**Exercise goal**
In the rows below, rename "point-badge" to "data-badge" throughout the part that opens with the line containing "x-tick-label: 2025 <box>940 616 969 631</box>" and closes with the line containing "x-tick-label: 2026 <box>993", keeping everything else the same. Give back only that part.

**Dataset rows**
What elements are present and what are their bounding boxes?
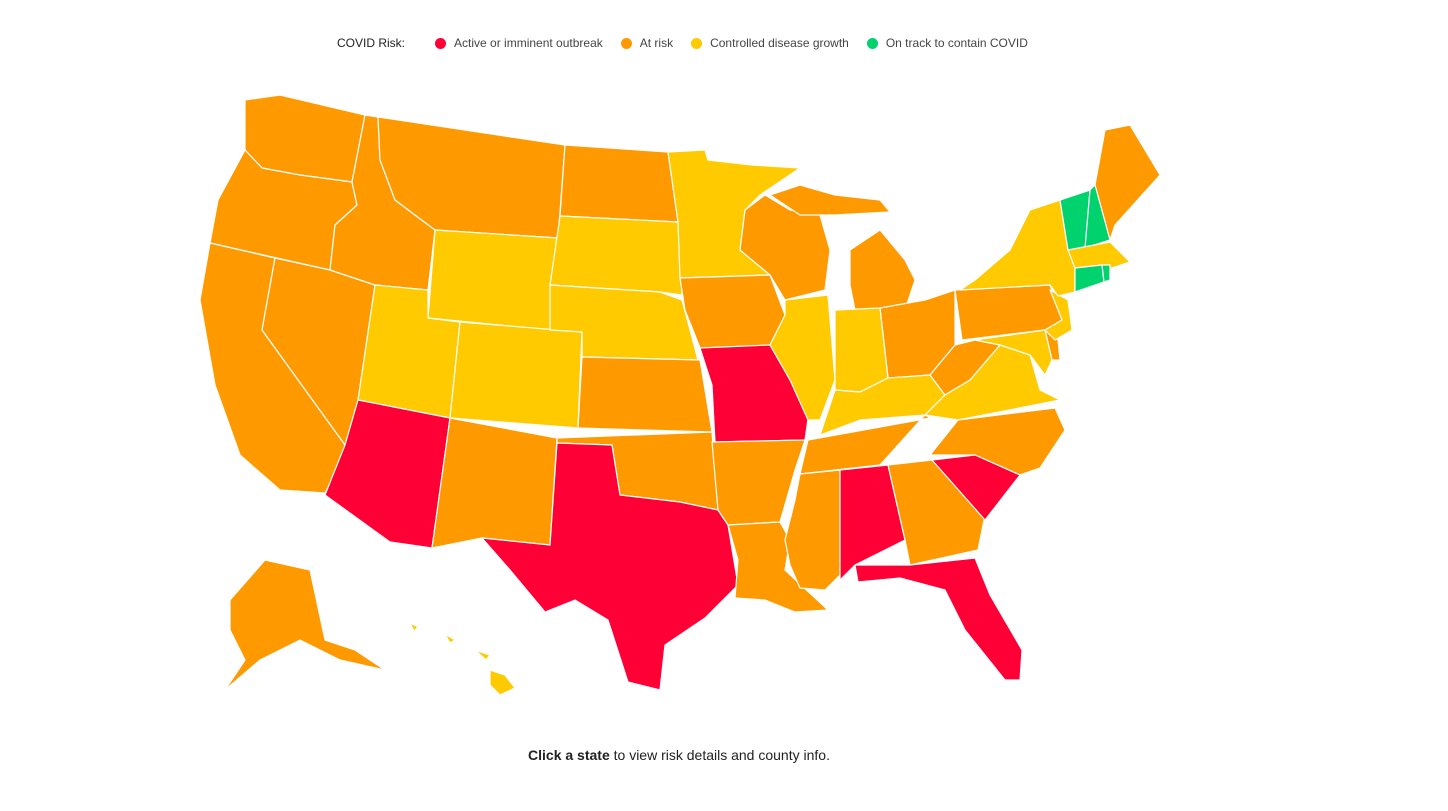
state[interactable] — [679, 274, 786, 349]
legend-label: At risk — [639, 36, 674, 50]
legend-dot — [691, 37, 703, 49]
footer-text: to view risk details and county info. — [613, 747, 830, 763]
footer: Click a state to view risk details and c… — [0, 747, 1358, 763]
state[interactable] — [577, 356, 713, 433]
state[interactable] — [559, 144, 679, 223]
legend-label: On track to contain COVID — [885, 36, 1028, 50]
state[interactable] — [1044, 289, 1073, 341]
us-map — [199, 94, 1161, 696]
state[interactable] — [839, 464, 906, 581]
state[interactable] — [409, 622, 516, 696]
legend-item: On track to contain COVID — [866, 36, 1028, 50]
state[interactable] — [959, 199, 1076, 297]
state[interactable] — [449, 321, 583, 429]
state[interactable] — [769, 294, 836, 421]
state[interactable] — [224, 559, 386, 691]
state[interactable] — [769, 184, 916, 311]
state[interactable] — [481, 442, 739, 691]
legend-title: COVID Risk: — [337, 36, 406, 50]
legend-item: Controlled disease growth — [691, 36, 849, 50]
legend-item: At risk — [620, 36, 674, 50]
state[interactable] — [739, 194, 831, 301]
state[interactable] — [784, 469, 841, 591]
state[interactable] — [711, 439, 806, 526]
legend-item: Active or imminent outbreak — [435, 36, 603, 50]
state[interactable] — [667, 149, 801, 279]
state[interactable] — [1074, 264, 1105, 293]
state[interactable] — [727, 521, 829, 613]
state[interactable] — [549, 215, 683, 296]
legend-dot — [435, 37, 447, 49]
state[interactable] — [431, 417, 558, 549]
state[interactable] — [1084, 184, 1111, 249]
state[interactable] — [1101, 264, 1111, 283]
legend: COVID Risk: Active or imminent outbreak A… — [337, 36, 1046, 50]
state[interactable] — [854, 557, 1023, 681]
state[interactable] — [1067, 241, 1131, 269]
legend-label: Controlled disease growth — [710, 36, 849, 50]
legend-label: Active or imminent outbreak — [454, 36, 603, 50]
footer-bold: Click a state — [528, 747, 610, 763]
state[interactable] — [427, 229, 559, 331]
legend-dot — [866, 37, 878, 49]
legend-dot — [620, 37, 632, 49]
state[interactable] — [931, 454, 1021, 521]
state[interactable] — [834, 307, 889, 393]
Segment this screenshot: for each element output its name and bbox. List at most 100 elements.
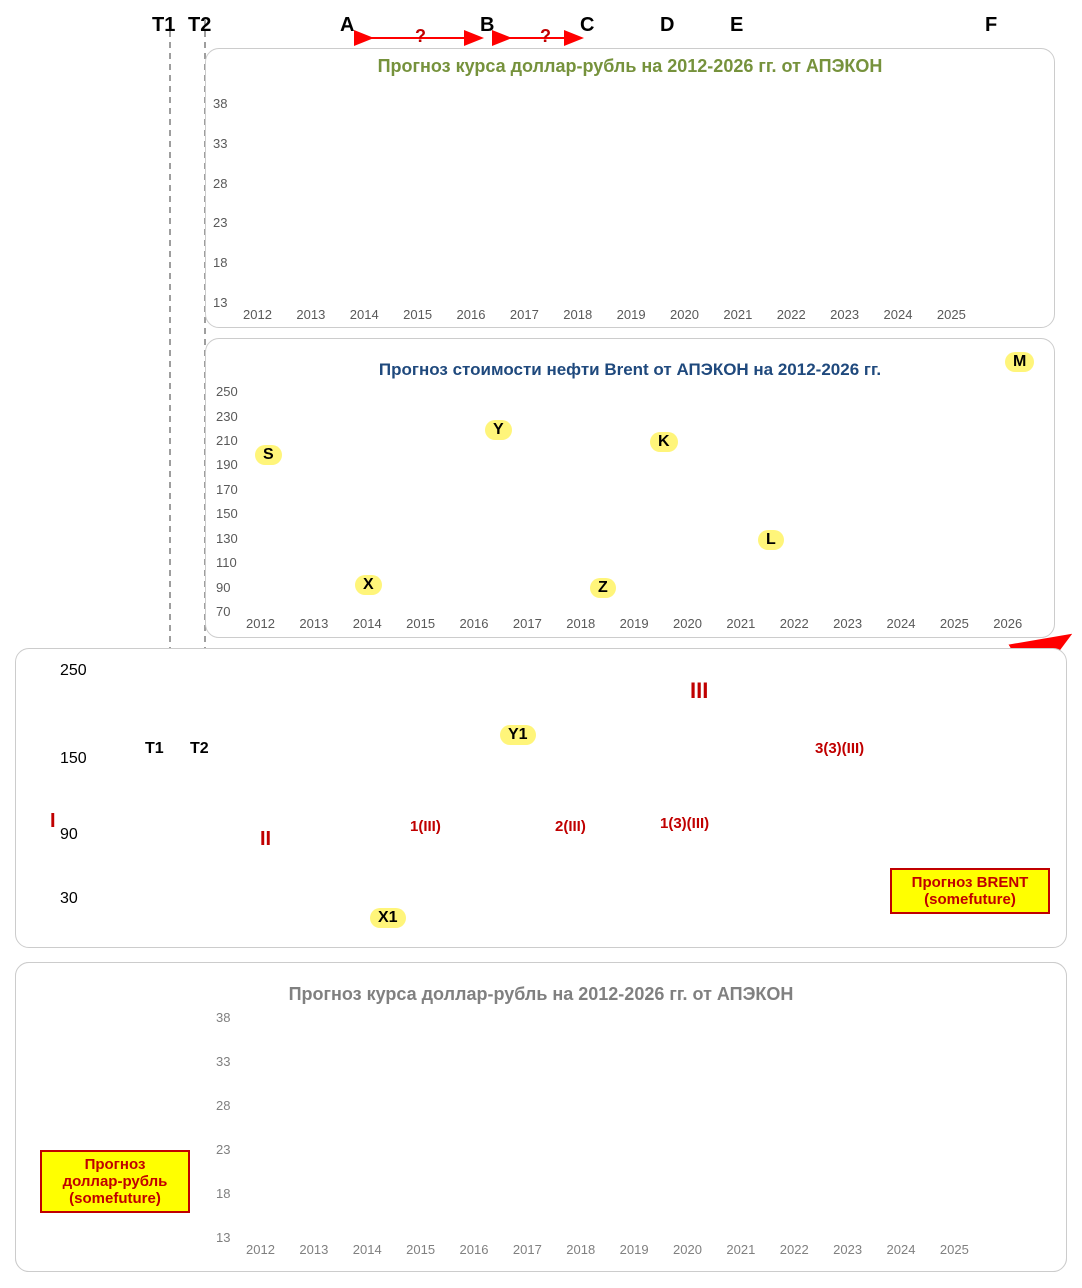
x-tick-label: 2025 <box>940 616 969 631</box>
y-tick-label: 150 <box>60 750 87 768</box>
point-badge: M <box>1005 352 1034 372</box>
y-tick-label: 30 <box>60 890 78 908</box>
x-tick-label: 2012 <box>246 1242 275 1257</box>
question-mark: ? <box>415 26 426 47</box>
y-tick-label: 170 <box>216 482 238 497</box>
x-tick-label: 2014 <box>350 307 379 322</box>
x-tick-label: 2015 <box>403 307 432 322</box>
y-tick-label: 28 <box>213 176 227 191</box>
chart-panel <box>205 338 1055 638</box>
point-badge: L <box>758 530 784 550</box>
x-tick-label: 2012 <box>243 307 272 322</box>
wave-label: 1(III) <box>410 818 441 835</box>
point-badge: X1 <box>370 908 406 928</box>
x-tick-label: 2022 <box>780 1242 809 1257</box>
y-tick-label: 13 <box>216 1230 230 1245</box>
x-tick-label: 2016 <box>460 616 489 631</box>
x-tick-label: 2013 <box>299 1242 328 1257</box>
x-tick-label: 2022 <box>780 616 809 631</box>
x-tick-label: 2026 <box>993 616 1022 631</box>
x-tick-label: 2024 <box>887 616 916 631</box>
x-tick-label: 2018 <box>566 1242 595 1257</box>
y-tick-label: 250 <box>216 384 238 399</box>
x-tick-label: 2014 <box>353 616 382 631</box>
x-tick-label: 2020 <box>670 307 699 322</box>
x-tick-label: 2013 <box>296 307 325 322</box>
x-tick-label: 2019 <box>620 616 649 631</box>
y-tick-label: 90 <box>216 580 230 595</box>
point-badge: X <box>355 575 382 595</box>
point-badge: Y1 <box>500 725 536 745</box>
x-tick-label: 2024 <box>884 307 913 322</box>
x-tick-label: 2016 <box>457 307 486 322</box>
x-tick-label: 2019 <box>620 1242 649 1257</box>
y-tick-label: 18 <box>216 1186 230 1201</box>
x-tick-label: 2014 <box>353 1242 382 1257</box>
point-badge: Z <box>590 578 616 598</box>
y-tick-label: 190 <box>216 457 238 472</box>
top-marker-letter: D <box>660 14 674 37</box>
top-marker-letter: C <box>580 14 594 37</box>
x-tick-label: 2021 <box>726 1242 755 1257</box>
wave-label: II <box>260 828 271 851</box>
top-marker-letter: T1 <box>152 14 175 37</box>
y-tick-label: 13 <box>213 295 227 310</box>
chart-title: Прогноз курса доллар-рубль на 2012-2026 … <box>15 984 1067 1005</box>
top-marker-letter: B <box>480 14 494 37</box>
x-tick-label: 2015 <box>406 1242 435 1257</box>
wave-label: T2 <box>190 740 209 758</box>
x-tick-label: 2020 <box>673 616 702 631</box>
x-tick-label: 2017 <box>513 1242 542 1257</box>
y-tick-label: 250 <box>60 662 87 680</box>
x-tick-label: 2019 <box>617 307 646 322</box>
legend-brent: Прогноз BRENT(somefuture) <box>890 868 1050 914</box>
wave-label: 3(3)(III) <box>815 740 864 757</box>
point-badge: S <box>255 445 282 465</box>
x-tick-label: 2012 <box>246 616 275 631</box>
point-badge: K <box>650 432 678 452</box>
y-tick-label: 70 <box>216 604 230 619</box>
x-tick-label: 2016 <box>460 1242 489 1257</box>
top-marker-letter: T2 <box>188 14 211 37</box>
x-tick-label: 2017 <box>510 307 539 322</box>
wave-label: 1(3)(III) <box>660 815 709 832</box>
question-mark: ? <box>540 26 551 47</box>
y-tick-label: 90 <box>60 826 78 844</box>
x-tick-label: 2022 <box>777 307 806 322</box>
point-badge: Y <box>485 420 512 440</box>
wave-label: T1 <box>145 740 164 758</box>
y-tick-label: 110 <box>216 555 237 570</box>
x-tick-label: 2025 <box>940 1242 969 1257</box>
x-tick-label: 2015 <box>406 616 435 631</box>
y-tick-label: 23 <box>213 215 227 230</box>
y-tick-label: 150 <box>216 506 238 521</box>
x-tick-label: 2017 <box>513 616 542 631</box>
y-tick-label: 130 <box>216 531 238 546</box>
wave-label: 2(III) <box>555 818 586 835</box>
y-tick-label: 33 <box>216 1054 230 1069</box>
legend-usdrub: Прогноздоллар-рубль(somefuture) <box>40 1150 190 1213</box>
y-tick-label: 28 <box>216 1098 230 1113</box>
chart-title: Прогноз курса доллар-рубль на 2012-2026 … <box>205 56 1055 77</box>
x-tick-label: 2020 <box>673 1242 702 1257</box>
x-tick-label: 2013 <box>299 616 328 631</box>
chart-title: Прогноз стоимости нефти Brent от АПЭКОН … <box>205 360 1055 380</box>
x-tick-label: 2018 <box>566 616 595 631</box>
top-marker-letter: E <box>730 14 743 37</box>
x-tick-label: 2018 <box>563 307 592 322</box>
y-tick-label: 18 <box>213 255 227 270</box>
x-tick-label: 2023 <box>833 1242 862 1257</box>
y-tick-label: 38 <box>216 1010 230 1025</box>
top-marker-letter: F <box>985 14 997 37</box>
y-tick-label: 230 <box>216 409 238 424</box>
x-tick-label: 2025 <box>937 307 966 322</box>
chart-panel <box>205 48 1055 328</box>
x-tick-label: 2023 <box>833 616 862 631</box>
x-tick-label: 2023 <box>830 307 859 322</box>
wave-label: I <box>50 810 56 833</box>
x-tick-label: 2021 <box>723 307 752 322</box>
y-tick-label: 23 <box>216 1142 230 1157</box>
y-tick-label: 33 <box>213 136 227 151</box>
top-marker-letter: A <box>340 14 354 37</box>
chart-panel <box>15 962 1067 1272</box>
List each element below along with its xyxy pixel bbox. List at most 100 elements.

**Task result**
x-tick-label: 2025 <box>940 616 969 631</box>
y-tick-label: 150 <box>60 750 87 768</box>
data-badge: M <box>1005 352 1034 372</box>
y-tick-label: 30 <box>60 890 78 908</box>
x-tick-label: 2012 <box>246 1242 275 1257</box>
question-mark: ? <box>415 26 426 47</box>
y-tick-label: 170 <box>216 482 238 497</box>
x-tick-label: 2014 <box>350 307 379 322</box>
x-tick-label: 2015 <box>403 307 432 322</box>
y-tick-label: 28 <box>213 176 227 191</box>
chart-panel <box>205 338 1055 638</box>
data-badge: L <box>758 530 784 550</box>
x-tick-label: 2012 <box>243 307 272 322</box>
wave-label: 1(III) <box>410 818 441 835</box>
data-badge: X1 <box>370 908 406 928</box>
x-tick-label: 2022 <box>780 1242 809 1257</box>
y-tick-label: 13 <box>216 1230 230 1245</box>
x-tick-label: 2016 <box>460 616 489 631</box>
x-tick-label: 2013 <box>299 1242 328 1257</box>
x-tick-label: 2022 <box>780 616 809 631</box>
x-tick-label: 2026 <box>993 616 1022 631</box>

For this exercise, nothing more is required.